Dataset excerpts:
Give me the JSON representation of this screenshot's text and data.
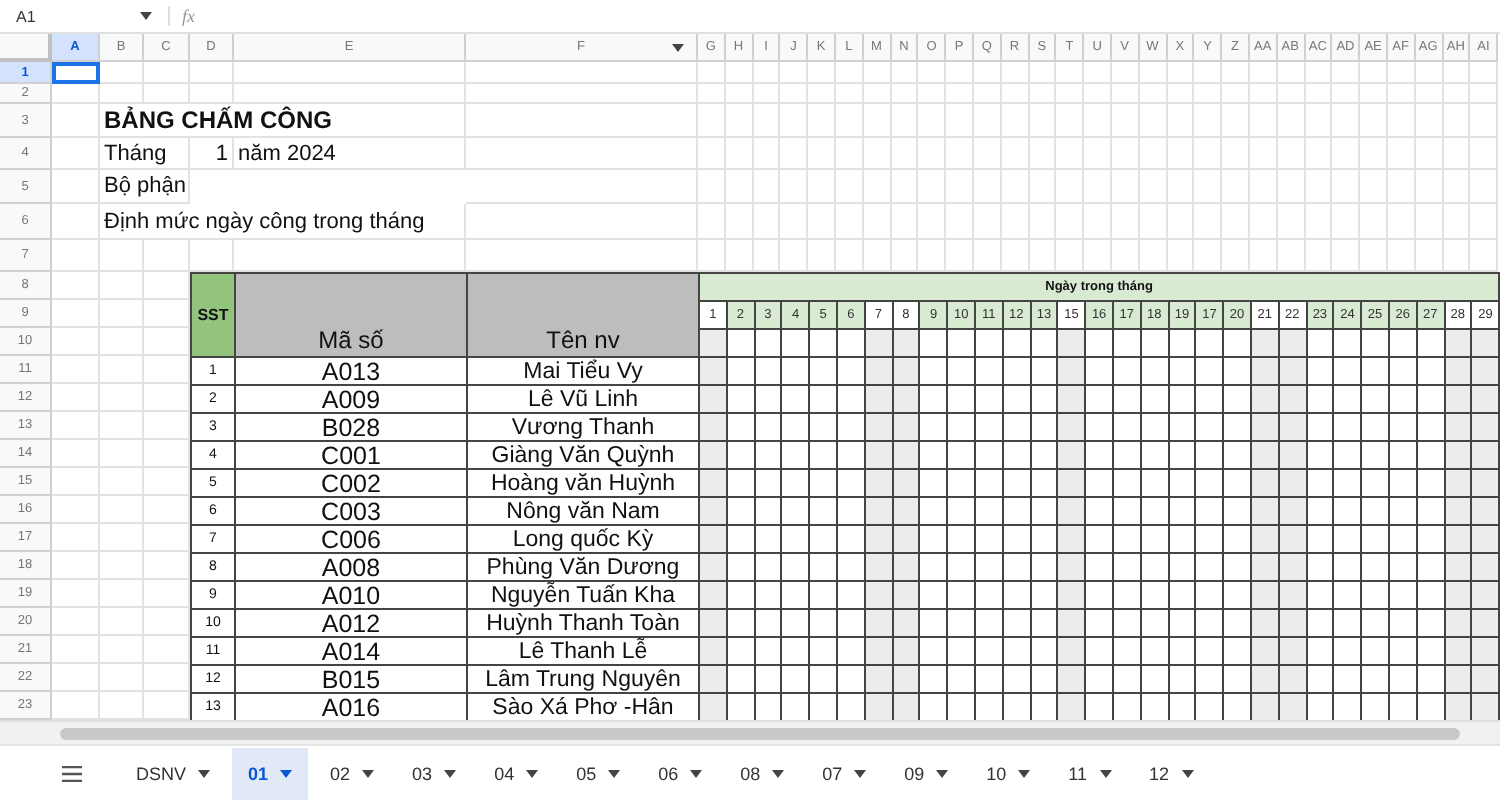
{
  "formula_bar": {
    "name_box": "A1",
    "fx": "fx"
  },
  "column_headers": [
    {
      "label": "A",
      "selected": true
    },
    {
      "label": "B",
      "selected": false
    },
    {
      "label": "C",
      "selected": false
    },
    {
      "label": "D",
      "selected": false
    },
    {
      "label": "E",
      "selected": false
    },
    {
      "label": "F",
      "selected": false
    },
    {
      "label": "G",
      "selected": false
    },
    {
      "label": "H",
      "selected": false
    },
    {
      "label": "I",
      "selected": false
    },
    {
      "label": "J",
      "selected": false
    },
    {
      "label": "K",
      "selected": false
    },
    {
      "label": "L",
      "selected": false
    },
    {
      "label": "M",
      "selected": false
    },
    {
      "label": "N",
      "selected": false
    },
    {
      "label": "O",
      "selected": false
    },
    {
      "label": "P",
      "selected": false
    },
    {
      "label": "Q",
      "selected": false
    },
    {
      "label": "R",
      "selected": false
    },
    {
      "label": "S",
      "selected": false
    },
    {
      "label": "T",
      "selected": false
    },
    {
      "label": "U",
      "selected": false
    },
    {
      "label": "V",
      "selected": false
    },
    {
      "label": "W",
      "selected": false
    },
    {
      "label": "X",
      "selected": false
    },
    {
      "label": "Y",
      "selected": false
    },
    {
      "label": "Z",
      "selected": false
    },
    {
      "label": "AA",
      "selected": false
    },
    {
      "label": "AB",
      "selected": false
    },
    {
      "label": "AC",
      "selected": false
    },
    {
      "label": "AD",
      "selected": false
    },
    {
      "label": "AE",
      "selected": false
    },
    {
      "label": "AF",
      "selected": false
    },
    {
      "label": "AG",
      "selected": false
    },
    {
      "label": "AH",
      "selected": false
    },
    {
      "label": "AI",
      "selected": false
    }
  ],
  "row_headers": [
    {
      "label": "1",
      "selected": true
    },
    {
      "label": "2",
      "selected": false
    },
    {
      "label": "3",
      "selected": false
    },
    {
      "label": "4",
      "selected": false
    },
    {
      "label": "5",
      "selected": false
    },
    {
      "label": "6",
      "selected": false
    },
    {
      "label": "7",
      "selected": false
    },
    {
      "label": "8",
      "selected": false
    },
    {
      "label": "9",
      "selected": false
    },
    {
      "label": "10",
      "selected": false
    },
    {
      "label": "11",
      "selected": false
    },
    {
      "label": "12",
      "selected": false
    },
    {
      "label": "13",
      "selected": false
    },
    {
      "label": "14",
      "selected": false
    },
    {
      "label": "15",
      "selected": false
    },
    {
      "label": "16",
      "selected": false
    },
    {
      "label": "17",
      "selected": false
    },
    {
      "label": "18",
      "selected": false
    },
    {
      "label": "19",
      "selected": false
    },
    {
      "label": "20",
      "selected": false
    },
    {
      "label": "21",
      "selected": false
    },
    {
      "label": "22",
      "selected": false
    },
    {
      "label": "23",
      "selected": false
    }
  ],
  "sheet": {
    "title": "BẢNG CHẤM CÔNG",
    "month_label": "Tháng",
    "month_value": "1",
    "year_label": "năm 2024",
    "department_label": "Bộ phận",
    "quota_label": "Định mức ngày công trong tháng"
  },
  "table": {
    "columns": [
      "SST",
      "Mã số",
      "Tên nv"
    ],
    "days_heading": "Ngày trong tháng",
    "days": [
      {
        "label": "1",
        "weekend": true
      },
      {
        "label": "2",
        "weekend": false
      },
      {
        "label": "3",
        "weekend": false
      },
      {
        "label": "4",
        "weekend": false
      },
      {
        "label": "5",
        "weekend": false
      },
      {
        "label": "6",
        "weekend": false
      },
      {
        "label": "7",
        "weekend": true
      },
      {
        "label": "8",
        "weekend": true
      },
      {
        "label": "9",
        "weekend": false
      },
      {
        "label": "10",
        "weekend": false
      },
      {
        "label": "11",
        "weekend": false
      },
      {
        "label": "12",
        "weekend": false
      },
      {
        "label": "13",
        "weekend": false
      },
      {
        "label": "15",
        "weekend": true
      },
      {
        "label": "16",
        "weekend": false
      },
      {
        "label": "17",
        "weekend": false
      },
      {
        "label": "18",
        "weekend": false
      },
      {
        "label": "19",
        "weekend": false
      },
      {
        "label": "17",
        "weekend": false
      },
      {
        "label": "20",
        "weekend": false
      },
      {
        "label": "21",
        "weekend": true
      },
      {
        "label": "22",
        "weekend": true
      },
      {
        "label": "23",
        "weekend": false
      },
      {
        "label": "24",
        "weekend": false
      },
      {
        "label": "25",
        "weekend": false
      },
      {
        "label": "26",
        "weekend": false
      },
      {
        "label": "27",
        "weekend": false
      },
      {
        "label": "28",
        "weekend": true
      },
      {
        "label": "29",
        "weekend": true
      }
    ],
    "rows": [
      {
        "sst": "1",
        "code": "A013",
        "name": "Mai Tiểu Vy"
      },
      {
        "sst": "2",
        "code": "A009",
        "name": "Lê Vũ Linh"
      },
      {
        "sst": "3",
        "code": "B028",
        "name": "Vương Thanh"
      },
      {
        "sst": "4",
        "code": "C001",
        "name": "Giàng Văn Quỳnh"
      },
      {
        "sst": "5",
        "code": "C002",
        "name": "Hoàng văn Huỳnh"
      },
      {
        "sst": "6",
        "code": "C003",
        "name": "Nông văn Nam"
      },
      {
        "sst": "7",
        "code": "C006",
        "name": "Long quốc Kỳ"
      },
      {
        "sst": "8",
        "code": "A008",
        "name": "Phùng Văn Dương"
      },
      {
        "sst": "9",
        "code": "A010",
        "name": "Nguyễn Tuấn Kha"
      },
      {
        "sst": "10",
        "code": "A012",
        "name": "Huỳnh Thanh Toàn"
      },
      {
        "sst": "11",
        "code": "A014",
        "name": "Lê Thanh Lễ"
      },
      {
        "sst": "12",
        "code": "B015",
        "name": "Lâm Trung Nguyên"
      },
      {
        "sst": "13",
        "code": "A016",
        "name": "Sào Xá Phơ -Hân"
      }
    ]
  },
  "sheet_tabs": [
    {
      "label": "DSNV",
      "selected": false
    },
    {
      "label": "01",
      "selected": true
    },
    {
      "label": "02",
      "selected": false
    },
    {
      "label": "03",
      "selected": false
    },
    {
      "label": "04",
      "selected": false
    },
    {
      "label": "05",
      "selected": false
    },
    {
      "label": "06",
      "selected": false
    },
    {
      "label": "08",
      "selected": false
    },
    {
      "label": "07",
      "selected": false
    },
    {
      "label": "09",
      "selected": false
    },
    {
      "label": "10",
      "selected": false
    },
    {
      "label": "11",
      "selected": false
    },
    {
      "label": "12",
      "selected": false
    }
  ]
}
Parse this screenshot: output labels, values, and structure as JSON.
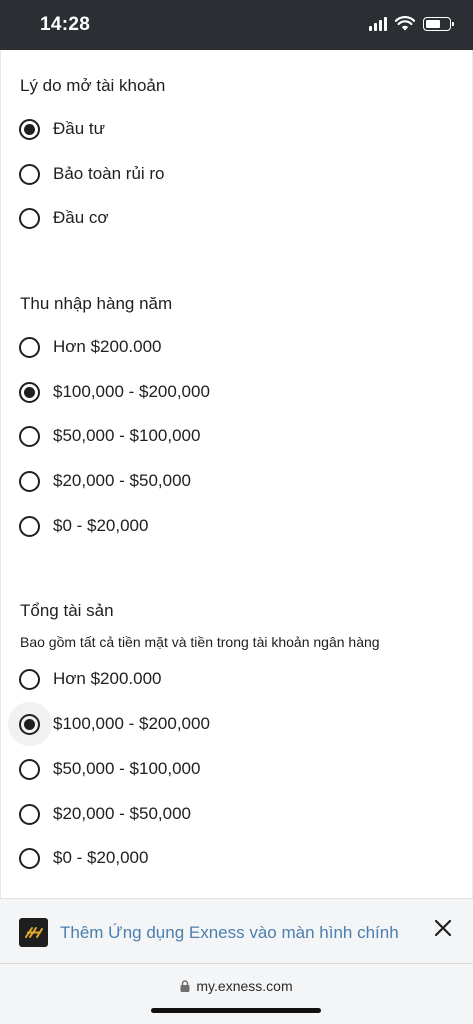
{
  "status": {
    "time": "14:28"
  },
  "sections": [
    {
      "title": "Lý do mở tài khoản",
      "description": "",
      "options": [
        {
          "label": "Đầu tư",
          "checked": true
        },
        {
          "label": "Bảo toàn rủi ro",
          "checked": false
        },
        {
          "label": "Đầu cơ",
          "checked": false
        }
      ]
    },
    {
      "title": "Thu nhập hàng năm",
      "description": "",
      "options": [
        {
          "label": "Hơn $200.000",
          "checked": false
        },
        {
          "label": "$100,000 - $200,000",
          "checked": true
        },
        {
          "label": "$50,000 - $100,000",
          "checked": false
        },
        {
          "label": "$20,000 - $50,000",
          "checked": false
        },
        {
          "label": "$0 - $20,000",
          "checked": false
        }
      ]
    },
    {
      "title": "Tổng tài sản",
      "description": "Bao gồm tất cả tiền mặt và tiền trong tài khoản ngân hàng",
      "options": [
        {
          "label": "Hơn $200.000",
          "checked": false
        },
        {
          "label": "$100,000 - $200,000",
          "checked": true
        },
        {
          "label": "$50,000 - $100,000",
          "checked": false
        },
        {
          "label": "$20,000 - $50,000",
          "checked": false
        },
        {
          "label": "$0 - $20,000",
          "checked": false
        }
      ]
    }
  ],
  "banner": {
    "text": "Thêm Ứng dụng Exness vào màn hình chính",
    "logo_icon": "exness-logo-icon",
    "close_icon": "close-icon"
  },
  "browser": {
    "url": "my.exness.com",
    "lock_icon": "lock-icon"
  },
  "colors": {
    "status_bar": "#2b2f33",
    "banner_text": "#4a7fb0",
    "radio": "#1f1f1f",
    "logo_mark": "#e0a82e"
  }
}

Required task: Gather all lines from the records above in which "screenshot" appears.

Task result:
Give me the JSON representation of this screenshot's text and data.
Parse this screenshot: output labels, values, and structure as JSON.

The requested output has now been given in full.